* _What needs to be done_
Go through the listing and copy every line word for word.
---------------
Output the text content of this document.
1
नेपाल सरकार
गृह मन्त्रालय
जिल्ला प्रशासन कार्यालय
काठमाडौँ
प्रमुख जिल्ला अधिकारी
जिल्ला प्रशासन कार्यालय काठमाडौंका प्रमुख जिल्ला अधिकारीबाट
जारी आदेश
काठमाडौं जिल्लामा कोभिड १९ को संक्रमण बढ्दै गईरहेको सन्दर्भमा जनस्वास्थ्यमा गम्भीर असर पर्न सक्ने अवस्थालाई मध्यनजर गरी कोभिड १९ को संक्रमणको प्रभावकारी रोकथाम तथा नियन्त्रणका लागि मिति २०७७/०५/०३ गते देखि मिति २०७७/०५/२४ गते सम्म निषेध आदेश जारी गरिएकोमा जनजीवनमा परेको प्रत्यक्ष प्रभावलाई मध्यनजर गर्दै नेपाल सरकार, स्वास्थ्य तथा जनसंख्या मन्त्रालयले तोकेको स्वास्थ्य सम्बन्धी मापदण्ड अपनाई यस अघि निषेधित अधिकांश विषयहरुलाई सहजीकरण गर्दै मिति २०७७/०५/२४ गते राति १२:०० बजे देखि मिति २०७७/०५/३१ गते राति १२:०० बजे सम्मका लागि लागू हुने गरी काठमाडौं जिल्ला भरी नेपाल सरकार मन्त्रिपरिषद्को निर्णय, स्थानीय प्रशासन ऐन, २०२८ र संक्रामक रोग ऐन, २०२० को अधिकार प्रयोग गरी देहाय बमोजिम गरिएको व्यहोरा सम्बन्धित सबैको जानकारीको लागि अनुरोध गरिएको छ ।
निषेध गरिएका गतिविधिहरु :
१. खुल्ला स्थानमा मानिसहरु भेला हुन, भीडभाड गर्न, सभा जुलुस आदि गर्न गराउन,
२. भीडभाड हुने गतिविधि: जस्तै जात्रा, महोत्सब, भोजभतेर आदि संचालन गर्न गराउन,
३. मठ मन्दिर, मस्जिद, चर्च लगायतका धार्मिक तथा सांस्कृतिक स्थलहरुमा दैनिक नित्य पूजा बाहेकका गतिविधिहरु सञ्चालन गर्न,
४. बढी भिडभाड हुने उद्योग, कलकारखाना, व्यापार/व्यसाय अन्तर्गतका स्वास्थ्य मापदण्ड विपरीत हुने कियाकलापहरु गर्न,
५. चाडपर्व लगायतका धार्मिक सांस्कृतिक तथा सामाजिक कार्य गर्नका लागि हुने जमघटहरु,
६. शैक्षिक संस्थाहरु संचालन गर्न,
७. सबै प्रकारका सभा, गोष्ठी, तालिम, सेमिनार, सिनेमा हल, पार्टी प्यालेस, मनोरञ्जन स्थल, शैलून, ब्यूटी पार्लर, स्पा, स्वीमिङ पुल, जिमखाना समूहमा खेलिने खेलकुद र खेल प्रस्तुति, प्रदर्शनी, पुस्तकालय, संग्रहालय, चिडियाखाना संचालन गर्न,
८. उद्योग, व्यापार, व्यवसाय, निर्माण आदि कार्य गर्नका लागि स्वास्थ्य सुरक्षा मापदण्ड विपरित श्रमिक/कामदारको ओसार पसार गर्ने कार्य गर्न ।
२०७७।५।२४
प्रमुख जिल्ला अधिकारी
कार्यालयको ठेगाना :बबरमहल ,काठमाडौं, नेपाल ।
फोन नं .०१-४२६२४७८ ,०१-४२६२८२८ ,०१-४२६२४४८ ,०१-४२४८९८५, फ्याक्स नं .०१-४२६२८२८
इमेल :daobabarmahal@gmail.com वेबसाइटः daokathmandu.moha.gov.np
---------------
* _The solution_
Output the text content of this document.
1
नेपाल सरकार
गृह मन्त्रालय
जिल्ला प्रशासन कार्यालय
काठमाडौँ
प्रमुख जिल्ला अधिकारी
जिल्ला प्रशासन कार्यालय काठमाडौंका प्रमुख जिल्ला अधिकारीबाट
जारी आदेश
काठमाडौं जिल्लामा कोभिड १९ को संक्रमण बढ्दै गईरहेको सन्दर्भमा जनस्वास्थ्यमा गम्भीर असर पर्न सक्ने अवस्थालाई मध्यनजर गरी कोभिड १९ को संक्रमणको प्रभावकारी रोकथाम तथा नियन्त्रणका लागि मिति २०७७/०५/०३ गते देखि मिति २०७७/०५/२४ गते सम्म निषेध आदेश जारी गरिएकोमा जनजीवनमा परेको प्रत्यक्ष प्रभावलाई मध्यनजर गर्दै नेपाल सरकार, स्वास्थ्य तथा जनसंख्या मन्त्रालयले तोकेको स्वास्थ्य सम्बन्धी मापदण्ड अपनाई यस अघि निषेधित अधिकांश विषयहरुलाई सहजीकरण गर्दै मिति २०७७/०५/२४ गते राति १२:०० बजे देखि मिति २०७७/०५/३१ गते राति १२:०० बजे सम्मका लागि लागू हुने गरी काठमाडौं जिल्ला भरी नेपाल सरकार मन्त्रिपरिषद्को निर्णय, स्थानीय प्रशासन ऐन, २०२८ र संक्रामक रोग ऐन, २०२० को अधिकार प्रयोग गरी देहाय बमोजिम गरिएको व्यहोरा सम्बन्धित सबैको जानकारीको लागि अनुरोध गरिएको छ ।
निषेध गरिएका गतिविधिहरु :
१. खुल्ला स्थानमा मानिसहरु भेला हुन, भीडभाड गर्न, सभा जुलुस आदि गर्न गराउन,
२. भीडभाड हुने गतिविधि: जस्तै जात्रा, महोत्सब, भोजभतेर आदि संचालन गर्न गराउन,
३. मठ मन्दिर, मस्जिद, चर्च लगायतका धार्मिक तथा सांस्कृतिक स्थलहरुमा दैनिक नित्य पूजा बाहेकका गतिविधिहरु सञ्चालन गर्न,
४. बढी भिडभाड हुने उद्योग, कलकारखाना, व्यापार/व्यसाय अन्तर्गतका स्वास्थ्य मापदण्ड विपरीत हुने कियाकलापहरु गर्न,
५. चाडपर्व लगायतका धार्मिक सांस्कृतिक तथा सामाजिक कार्य गर्नका लागि हुने जमघटहरु,
६. शैक्षिक संस्थाहरु संचालन गर्न,
७. सबै प्रकारका सभा, गोष्ठी, तालिम, सेमिनार, सिनेमा हल, पार्टी प्यालेस, मनोरञ्जन स्थल, शैलून, ब्यूटी पार्लर, स्पा, स्वीमिङ पुल, जिमखाना समूहमा खेलिने खेलकुद र खेल प्रस्तुति, प्रदर्शनी, पुस्तकालय, संग्रहालय, चिडियाखाना संचालन गर्न,
८. उद्योग, व्यापार, व्यवसाय, निर्माण आदि कार्य गर्नका लागि स्वास्थ्य सुरक्षा मापदण्ड विपरित श्रमिक/कामदारको ओसार पसार गर्ने कार्य गर्न ।
२०७७।५।२४
प्रमुख जिल्ला अधिकारी
कार्यालयको ठेगाना :बबरमहल ,काठमाडौं, नेपाल ।
फोन नं .०१-४२६२४७८ ,०१-४२६२८२८ ,०१-४२६२४४८ ,०१-४२४८९८५, फ्याक्स नं .०१-४२६२८२८
इमेल :daobabarmahal@gmail.com वेबसाइटः daokathmandu.moha.gov.np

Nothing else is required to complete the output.